* **PROBLEM REQUIREMENTS**
Copy out the listing that follows exactly, dropping every picture.

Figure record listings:
#####

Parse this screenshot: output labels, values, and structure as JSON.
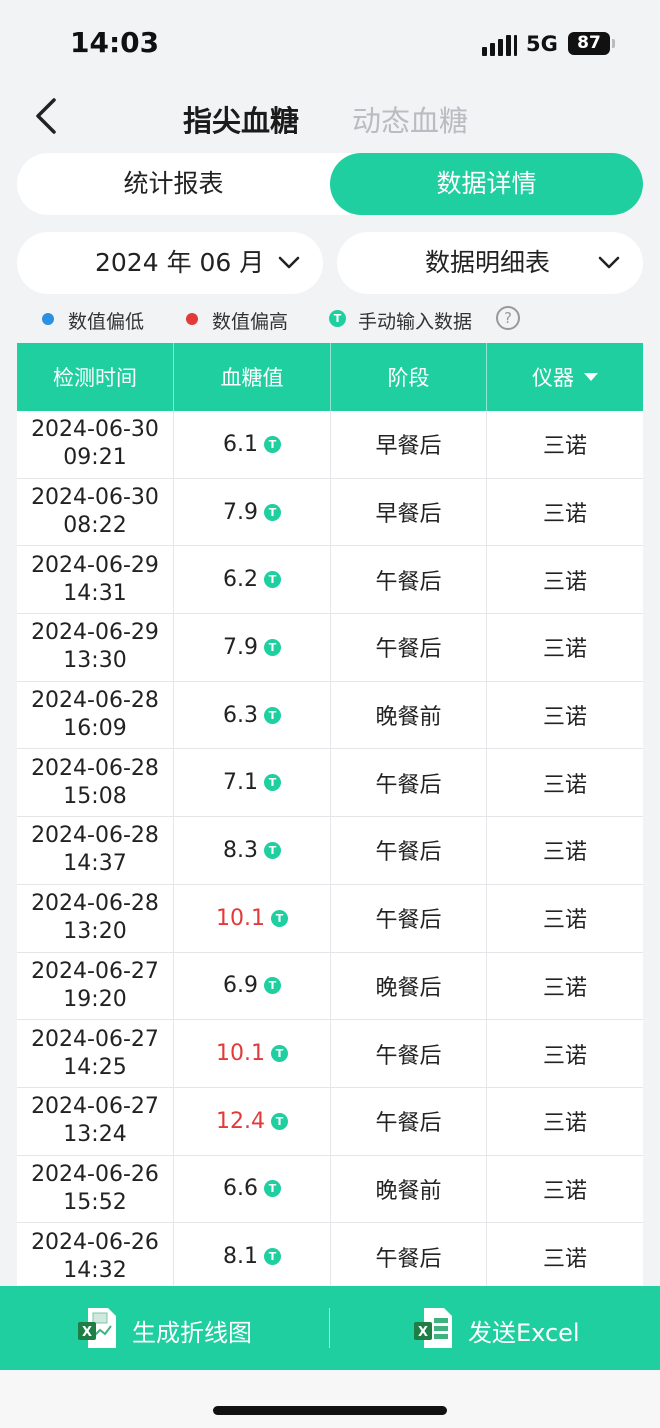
{
  "status": {
    "time": "14:03",
    "network": "5G",
    "battery": "87"
  },
  "nav": {
    "tabs": [
      {
        "label": "指尖血糖"
      },
      {
        "label": "动态血糖"
      }
    ]
  },
  "segment": {
    "left": "统计报表",
    "right": "数据详情"
  },
  "filters": {
    "month": "2024 年 06 月",
    "view": "数据明细表"
  },
  "legend": {
    "low": "数值偏低",
    "high": "数值偏高",
    "manual": "手动输入数据",
    "manual_badge": "T",
    "help": "?"
  },
  "colors": {
    "accent": "#1fcf9f",
    "low": "#2d8fe0",
    "high": "#e23a3a"
  },
  "table": {
    "headers": [
      "检测时间",
      "血糖值",
      "阶段",
      "仪器"
    ],
    "badge": "T",
    "rows": [
      {
        "date": "2024-06-30",
        "time": "09:21",
        "value": "6.1",
        "stage": "早餐后",
        "device": "三诺",
        "high": false
      },
      {
        "date": "2024-06-30",
        "time": "08:22",
        "value": "7.9",
        "stage": "早餐后",
        "device": "三诺",
        "high": false
      },
      {
        "date": "2024-06-29",
        "time": "14:31",
        "value": "6.2",
        "stage": "午餐后",
        "device": "三诺",
        "high": false
      },
      {
        "date": "2024-06-29",
        "time": "13:30",
        "value": "7.9",
        "stage": "午餐后",
        "device": "三诺",
        "high": false
      },
      {
        "date": "2024-06-28",
        "time": "16:09",
        "value": "6.3",
        "stage": "晚餐前",
        "device": "三诺",
        "high": false
      },
      {
        "date": "2024-06-28",
        "time": "15:08",
        "value": "7.1",
        "stage": "午餐后",
        "device": "三诺",
        "high": false
      },
      {
        "date": "2024-06-28",
        "time": "14:37",
        "value": "8.3",
        "stage": "午餐后",
        "device": "三诺",
        "high": false
      },
      {
        "date": "2024-06-28",
        "time": "13:20",
        "value": "10.1",
        "stage": "午餐后",
        "device": "三诺",
        "high": true
      },
      {
        "date": "2024-06-27",
        "time": "19:20",
        "value": "6.9",
        "stage": "晚餐后",
        "device": "三诺",
        "high": false
      },
      {
        "date": "2024-06-27",
        "time": "14:25",
        "value": "10.1",
        "stage": "午餐后",
        "device": "三诺",
        "high": true
      },
      {
        "date": "2024-06-27",
        "time": "13:24",
        "value": "12.4",
        "stage": "午餐后",
        "device": "三诺",
        "high": true
      },
      {
        "date": "2024-06-26",
        "time": "15:52",
        "value": "6.6",
        "stage": "晚餐前",
        "device": "三诺",
        "high": false
      },
      {
        "date": "2024-06-26",
        "time": "14:32",
        "value": "8.1",
        "stage": "午餐后",
        "device": "三诺",
        "high": false
      }
    ]
  },
  "bottom": {
    "chart_label": "生成折线图",
    "excel_label": "发送Excel"
  }
}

#####

* **FULL SOLUTION**
Parse this screenshot: output labels, values, and structure as JSON.
{
  "status": {
    "time": "14:03",
    "network": "5G",
    "battery": "87"
  },
  "nav": {
    "tabs": [
      {
        "label": "指尖血糖"
      },
      {
        "label": "动态血糖"
      }
    ]
  },
  "segment": {
    "left": "统计报表",
    "right": "数据详情"
  },
  "filters": {
    "month": "2024 年 06 月",
    "view": "数据明细表"
  },
  "legend": {
    "low": "数值偏低",
    "high": "数值偏高",
    "manual": "手动输入数据",
    "manual_badge": "T",
    "help": "?"
  },
  "colors": {
    "accent": "#1fcf9f",
    "low": "#2d8fe0",
    "high": "#e23a3a"
  },
  "table": {
    "headers": [
      "检测时间",
      "血糖值",
      "阶段",
      "仪器"
    ],
    "badge": "T",
    "rows": [
      {
        "date": "2024-06-30",
        "time": "09:21",
        "value": "6.1",
        "stage": "早餐后",
        "device": "三诺",
        "high": false
      },
      {
        "date": "2024-06-30",
        "time": "08:22",
        "value": "7.9",
        "stage": "早餐后",
        "device": "三诺",
        "high": false
      },
      {
        "date": "2024-06-29",
        "time": "14:31",
        "value": "6.2",
        "stage": "午餐后",
        "device": "三诺",
        "high": false
      },
      {
        "date": "2024-06-29",
        "time": "13:30",
        "value": "7.9",
        "stage": "午餐后",
        "device": "三诺",
        "high": false
      },
      {
        "date": "2024-06-28",
        "time": "16:09",
        "value": "6.3",
        "stage": "晚餐前",
        "device": "三诺",
        "high": false
      },
      {
        "date": "2024-06-28",
        "time": "15:08",
        "value": "7.1",
        "stage": "午餐后",
        "device": "三诺",
        "high": false
      },
      {
        "date": "2024-06-28",
        "time": "14:37",
        "value": "8.3",
        "stage": "午餐后",
        "device": "三诺",
        "high": false
      },
      {
        "date": "2024-06-28",
        "time": "13:20",
        "value": "10.1",
        "stage": "午餐后",
        "device": "三诺",
        "high": true
      },
      {
        "date": "2024-06-27",
        "time": "19:20",
        "value": "6.9",
        "stage": "晚餐后",
        "device": "三诺",
        "high": false
      },
      {
        "date": "2024-06-27",
        "time": "14:25",
        "value": "10.1",
        "stage": "午餐后",
        "device": "三诺",
        "high": true
      },
      {
        "date": "2024-06-27",
        "time": "13:24",
        "value": "12.4",
        "stage": "午餐后",
        "device": "三诺",
        "high": true
      },
      {
        "date": "2024-06-26",
        "time": "15:52",
        "value": "6.6",
        "stage": "晚餐前",
        "device": "三诺",
        "high": false
      },
      {
        "date": "2024-06-26",
        "time": "14:32",
        "value": "8.1",
        "stage": "午餐后",
        "device": "三诺",
        "high": false
      }
    ]
  },
  "bottom": {
    "chart_label": "生成折线图",
    "excel_label": "发送Excel"
  }
}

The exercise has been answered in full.